Start TEXT SHOWN

# several trees



## TexasGunOwner (Nov 26, 2010)

Not sure what any of this is. We've bounced around from post oak on the larger leafed, to live oak on the smaller leafed (no large live oaks around, so thinking it has to be something else), to dunno what the first pic is at all.


----------



## TexasGunOwner (Nov 26, 2010)

Two more pics


----------



## 3ravens (Mar 16, 2006)

The next to last one in the first group could be a tulip tree or sassafras tree. Does it have leaves of different shapes? Some with only one "finger", or no fingers at all? What do the flowers look like?

ETA: here's a link to a tree key that might help. http://www.arborday.org/trees/whattree/

ETA again: having used the tree key myself *ahem* I now vote for sassafras..... *grin*


----------



## vicker (Jul 11, 2003)

Yep, that one is a sassafras. Pinch those leaf stems and smell how nice


----------



## vicker (Jul 11, 2003)

4,5,6&7 are oaks. Sorry I can't identify the oaks, there are so many. That first one has me. I know what it is, but can't place it from the picture. Not a tree though, a shrub.


----------



## vicker (Jul 11, 2003)

If you take a close up of the leaves I can probably ID them with an app (leaf snap) on my iPhone.
Ps live oak has leaves Like a short willow leaf. No lobes.


----------



## vicker (Jul 11, 2003)

I'm leaning toward post or red oak.


----------



## chickenista (Mar 24, 2007)

The first one is a Red Bud tree.
Cercis canadensis - Wikipedia, the free encyclopedia

All of the pics i could find focus on the beautiful spring blooms and not the foliage, but I think the foliage is nice and the shade they give is amazing. The leaves are so big and they overlap... great shade.


----------



## no1butcherman (Sep 6, 2007)

1Catalpa, 5&6white oak, 7&8 pin oak or red oak, 9 sassafras (file),10 white oak


----------



## ksfarmer (Apr 28, 2007)

no1butcherman said:


> 1Catalpa, 5&6white oak, 7&8 pin oak or red oak, 9 sassafras (file),10 white oak


I agree with catalpa on the first one, the leaves appear bigger than redbud.


----------



## chickenista (Mar 24, 2007)

On mine they can get bigger than that. Not quite as big as a dinner plate...
and I also looked at the growth pattern of the trunks. Especially the one that splits into 2 limbs.


----------



## 6riverfarms (May 20, 2012)

#7 and #8 look like blackjack oak to me. Hard to tell without a view of the tree.


----------



## TexasGunOwner (Nov 26, 2010)

I still use a dumb phone, so no apps for me. Thanks for the input.


----------



## Badger (Jun 11, 2010)

number 1 is a redbud - note the zigzag branches. I believe 2 and 3 are Ilex - either Yopon or decidious holly - You have post oak, red oak, sassafrass and the last one is Hickory. Oaks are broken into two families, red oak and white oak. Red oaks leaves have a sharp claw on the end of their lobe and white oak leaves are smooth and round at the end of their lobe.


----------



## Ravenlost (Jul 20, 2004)

I agree that the first one is redbud...next to last is definitely sassafras, etc.


----------



## KMA1 (Dec 9, 2006)

1. redbud
2. Ilex probably vomitoria or Yaupon
3. Turkey oak prob
4. Turkey Oak
5. White Oak
7. Oak not sure of species
8. Oak not sure of species
9. Sassifrass
10. Black Jack Oak
11. Oak maybe Water Oak
12. A Carya (Hickory) not sure which species


----------



## Danaus29 (Sep 12, 2005)

#1, redbud for sure, notice the heart shaped leaves
#9, sassafras 

I'm not good at oak id, especially when you start tossing live and post oaks into the possibility mix. 

Last one does look like hickory, several possibilities for that one but I'd have to see what the nuts look like.


----------

End TEXT SHOWN
Start DATASET CONTENT

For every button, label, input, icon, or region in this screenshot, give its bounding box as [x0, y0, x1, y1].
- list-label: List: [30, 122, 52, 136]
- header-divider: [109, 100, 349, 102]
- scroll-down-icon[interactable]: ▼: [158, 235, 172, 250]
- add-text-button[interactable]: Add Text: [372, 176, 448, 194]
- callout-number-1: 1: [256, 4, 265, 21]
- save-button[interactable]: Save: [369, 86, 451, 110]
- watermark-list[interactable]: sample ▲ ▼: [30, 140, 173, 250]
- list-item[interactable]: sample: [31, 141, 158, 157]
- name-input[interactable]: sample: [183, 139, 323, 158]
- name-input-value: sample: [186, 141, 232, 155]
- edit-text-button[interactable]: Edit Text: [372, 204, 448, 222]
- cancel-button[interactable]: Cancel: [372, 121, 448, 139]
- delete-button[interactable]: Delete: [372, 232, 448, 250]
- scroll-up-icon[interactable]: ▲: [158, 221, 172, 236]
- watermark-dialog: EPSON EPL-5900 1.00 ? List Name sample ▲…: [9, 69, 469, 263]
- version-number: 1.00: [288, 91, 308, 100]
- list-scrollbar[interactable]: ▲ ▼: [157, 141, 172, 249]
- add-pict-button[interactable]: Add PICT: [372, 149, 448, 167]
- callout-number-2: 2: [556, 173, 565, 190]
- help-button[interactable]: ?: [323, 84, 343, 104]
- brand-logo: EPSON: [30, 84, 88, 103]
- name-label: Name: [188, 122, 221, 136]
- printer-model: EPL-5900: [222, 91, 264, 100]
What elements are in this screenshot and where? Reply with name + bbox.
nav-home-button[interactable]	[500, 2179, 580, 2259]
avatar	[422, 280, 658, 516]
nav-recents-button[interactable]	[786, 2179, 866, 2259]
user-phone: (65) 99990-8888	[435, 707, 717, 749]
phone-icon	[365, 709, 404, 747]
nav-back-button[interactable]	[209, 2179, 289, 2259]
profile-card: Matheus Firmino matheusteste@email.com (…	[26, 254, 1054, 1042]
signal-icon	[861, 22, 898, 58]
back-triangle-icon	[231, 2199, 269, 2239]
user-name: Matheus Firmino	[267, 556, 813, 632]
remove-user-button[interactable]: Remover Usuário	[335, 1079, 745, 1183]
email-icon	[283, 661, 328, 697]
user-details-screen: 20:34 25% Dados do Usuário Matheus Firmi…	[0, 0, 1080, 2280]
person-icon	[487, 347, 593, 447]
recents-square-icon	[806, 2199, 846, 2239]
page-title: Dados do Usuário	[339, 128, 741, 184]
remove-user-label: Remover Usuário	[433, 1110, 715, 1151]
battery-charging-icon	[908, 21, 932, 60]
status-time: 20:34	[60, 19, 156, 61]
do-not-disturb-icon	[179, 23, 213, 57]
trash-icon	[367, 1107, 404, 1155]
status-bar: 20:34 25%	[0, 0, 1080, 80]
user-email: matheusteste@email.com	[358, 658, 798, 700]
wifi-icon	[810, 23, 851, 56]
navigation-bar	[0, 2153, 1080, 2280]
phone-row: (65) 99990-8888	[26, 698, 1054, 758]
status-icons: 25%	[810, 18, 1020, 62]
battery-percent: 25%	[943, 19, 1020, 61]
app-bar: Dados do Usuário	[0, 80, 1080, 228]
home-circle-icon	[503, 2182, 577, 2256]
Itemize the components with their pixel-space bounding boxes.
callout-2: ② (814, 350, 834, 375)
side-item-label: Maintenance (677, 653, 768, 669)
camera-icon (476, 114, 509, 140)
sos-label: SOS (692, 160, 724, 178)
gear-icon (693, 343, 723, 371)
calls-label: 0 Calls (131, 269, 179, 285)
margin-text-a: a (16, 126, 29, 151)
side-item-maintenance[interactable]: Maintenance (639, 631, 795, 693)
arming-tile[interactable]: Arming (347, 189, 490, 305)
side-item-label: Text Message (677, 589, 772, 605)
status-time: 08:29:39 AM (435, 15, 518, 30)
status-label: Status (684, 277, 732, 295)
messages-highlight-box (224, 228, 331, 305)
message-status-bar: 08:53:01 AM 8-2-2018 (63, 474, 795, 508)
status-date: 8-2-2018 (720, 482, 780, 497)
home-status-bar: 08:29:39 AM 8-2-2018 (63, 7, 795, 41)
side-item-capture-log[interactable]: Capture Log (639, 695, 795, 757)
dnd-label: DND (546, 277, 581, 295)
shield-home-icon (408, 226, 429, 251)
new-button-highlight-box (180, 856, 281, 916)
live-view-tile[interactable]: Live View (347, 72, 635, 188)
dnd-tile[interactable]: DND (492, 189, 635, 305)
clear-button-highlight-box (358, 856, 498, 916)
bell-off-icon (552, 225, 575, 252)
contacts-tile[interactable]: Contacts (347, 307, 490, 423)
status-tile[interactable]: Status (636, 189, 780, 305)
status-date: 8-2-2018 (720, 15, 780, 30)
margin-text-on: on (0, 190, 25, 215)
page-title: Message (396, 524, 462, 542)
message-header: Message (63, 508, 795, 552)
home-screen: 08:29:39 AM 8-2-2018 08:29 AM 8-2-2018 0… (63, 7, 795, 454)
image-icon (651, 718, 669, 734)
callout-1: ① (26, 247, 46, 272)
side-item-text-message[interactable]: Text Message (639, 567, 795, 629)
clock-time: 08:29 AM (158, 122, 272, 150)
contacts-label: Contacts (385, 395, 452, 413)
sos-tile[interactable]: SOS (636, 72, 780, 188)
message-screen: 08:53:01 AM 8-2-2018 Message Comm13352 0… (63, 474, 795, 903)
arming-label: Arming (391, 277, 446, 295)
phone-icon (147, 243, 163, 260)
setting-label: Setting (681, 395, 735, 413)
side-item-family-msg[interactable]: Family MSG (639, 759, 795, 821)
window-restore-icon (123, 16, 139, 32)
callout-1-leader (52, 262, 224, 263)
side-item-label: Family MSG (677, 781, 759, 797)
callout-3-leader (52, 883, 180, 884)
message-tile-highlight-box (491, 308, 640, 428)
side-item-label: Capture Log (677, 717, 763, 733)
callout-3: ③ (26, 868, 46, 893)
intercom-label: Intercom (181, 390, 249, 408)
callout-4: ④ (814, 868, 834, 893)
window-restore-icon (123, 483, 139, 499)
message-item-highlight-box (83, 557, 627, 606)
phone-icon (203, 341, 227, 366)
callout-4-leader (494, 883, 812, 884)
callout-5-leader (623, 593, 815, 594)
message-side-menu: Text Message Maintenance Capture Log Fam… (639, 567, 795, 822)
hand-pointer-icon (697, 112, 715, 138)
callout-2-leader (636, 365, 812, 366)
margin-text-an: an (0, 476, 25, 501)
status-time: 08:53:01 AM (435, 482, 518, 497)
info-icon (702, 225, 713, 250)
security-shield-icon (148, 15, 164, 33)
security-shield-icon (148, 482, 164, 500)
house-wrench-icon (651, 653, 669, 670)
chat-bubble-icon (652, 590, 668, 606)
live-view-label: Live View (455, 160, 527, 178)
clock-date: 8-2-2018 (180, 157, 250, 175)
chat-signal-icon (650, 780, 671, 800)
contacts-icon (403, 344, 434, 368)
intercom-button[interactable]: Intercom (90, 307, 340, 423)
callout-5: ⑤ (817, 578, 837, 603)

End DATASET CONTENT

Can you summarize the tree identification thread in two sentences?

A poster shared photos of several trees, unsure whether some were post oak or live oak and with no idea what the first one was. Replies agreed that the next-to-last one is sassafras and that many of the others are oaks, while the first was called either a redbud or a catalpa and the last was identified as hickory.